## Set task:
Without the images, write out all of the following entries exactly.

## Input for this task:

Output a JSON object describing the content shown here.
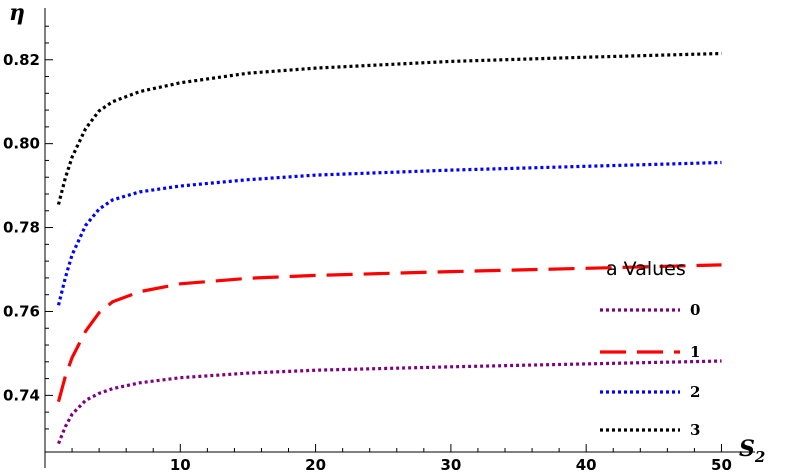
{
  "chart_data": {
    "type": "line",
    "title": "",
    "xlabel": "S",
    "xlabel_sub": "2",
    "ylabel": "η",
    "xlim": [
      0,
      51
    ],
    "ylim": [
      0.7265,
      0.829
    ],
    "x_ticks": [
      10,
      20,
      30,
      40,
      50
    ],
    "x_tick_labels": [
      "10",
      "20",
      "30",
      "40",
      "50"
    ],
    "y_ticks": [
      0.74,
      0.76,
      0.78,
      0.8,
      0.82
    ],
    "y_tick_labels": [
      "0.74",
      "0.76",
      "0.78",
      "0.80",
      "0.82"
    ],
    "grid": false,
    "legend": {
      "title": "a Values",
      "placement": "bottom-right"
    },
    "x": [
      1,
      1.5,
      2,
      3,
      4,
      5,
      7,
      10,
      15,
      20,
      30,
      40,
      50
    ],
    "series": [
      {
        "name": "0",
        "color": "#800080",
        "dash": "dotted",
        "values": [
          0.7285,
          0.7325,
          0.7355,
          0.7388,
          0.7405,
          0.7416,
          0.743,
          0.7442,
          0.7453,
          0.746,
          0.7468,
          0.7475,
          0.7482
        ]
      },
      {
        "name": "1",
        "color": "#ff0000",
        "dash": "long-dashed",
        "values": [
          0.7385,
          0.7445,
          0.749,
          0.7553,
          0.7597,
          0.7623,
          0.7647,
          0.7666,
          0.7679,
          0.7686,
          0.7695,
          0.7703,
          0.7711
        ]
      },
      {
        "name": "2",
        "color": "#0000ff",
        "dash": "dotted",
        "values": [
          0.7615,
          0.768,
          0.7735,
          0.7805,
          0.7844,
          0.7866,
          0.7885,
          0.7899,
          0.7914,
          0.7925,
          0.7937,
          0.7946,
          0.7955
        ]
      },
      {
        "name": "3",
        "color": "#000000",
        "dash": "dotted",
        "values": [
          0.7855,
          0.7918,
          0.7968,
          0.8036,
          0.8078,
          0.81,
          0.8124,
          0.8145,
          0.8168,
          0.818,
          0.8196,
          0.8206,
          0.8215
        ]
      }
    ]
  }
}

## Result for this task:
Output a JSON object describing the content shown here.
{
  "chart_data": {
    "type": "line",
    "title": "",
    "xlabel": "S",
    "xlabel_sub": "2",
    "ylabel": "η",
    "xlim": [
      0,
      51
    ],
    "ylim": [
      0.7265,
      0.829
    ],
    "x_ticks": [
      10,
      20,
      30,
      40,
      50
    ],
    "x_tick_labels": [
      "10",
      "20",
      "30",
      "40",
      "50"
    ],
    "y_ticks": [
      0.74,
      0.76,
      0.78,
      0.8,
      0.82
    ],
    "y_tick_labels": [
      "0.74",
      "0.76",
      "0.78",
      "0.80",
      "0.82"
    ],
    "grid": false,
    "legend": {
      "title": "a Values",
      "placement": "bottom-right"
    },
    "x": [
      1,
      1.5,
      2,
      3,
      4,
      5,
      7,
      10,
      15,
      20,
      30,
      40,
      50
    ],
    "series": [
      {
        "name": "0",
        "color": "#800080",
        "dash": "dotted",
        "values": [
          0.7285,
          0.7325,
          0.7355,
          0.7388,
          0.7405,
          0.7416,
          0.743,
          0.7442,
          0.7453,
          0.746,
          0.7468,
          0.7475,
          0.7482
        ]
      },
      {
        "name": "1",
        "color": "#ff0000",
        "dash": "long-dashed",
        "values": [
          0.7385,
          0.7445,
          0.749,
          0.7553,
          0.7597,
          0.7623,
          0.7647,
          0.7666,
          0.7679,
          0.7686,
          0.7695,
          0.7703,
          0.7711
        ]
      },
      {
        "name": "2",
        "color": "#0000ff",
        "dash": "dotted",
        "values": [
          0.7615,
          0.768,
          0.7735,
          0.7805,
          0.7844,
          0.7866,
          0.7885,
          0.7899,
          0.7914,
          0.7925,
          0.7937,
          0.7946,
          0.7955
        ]
      },
      {
        "name": "3",
        "color": "#000000",
        "dash": "dotted",
        "values": [
          0.7855,
          0.7918,
          0.7968,
          0.8036,
          0.8078,
          0.81,
          0.8124,
          0.8145,
          0.8168,
          0.818,
          0.8196,
          0.8206,
          0.8215
        ]
      }
    ]
  }
}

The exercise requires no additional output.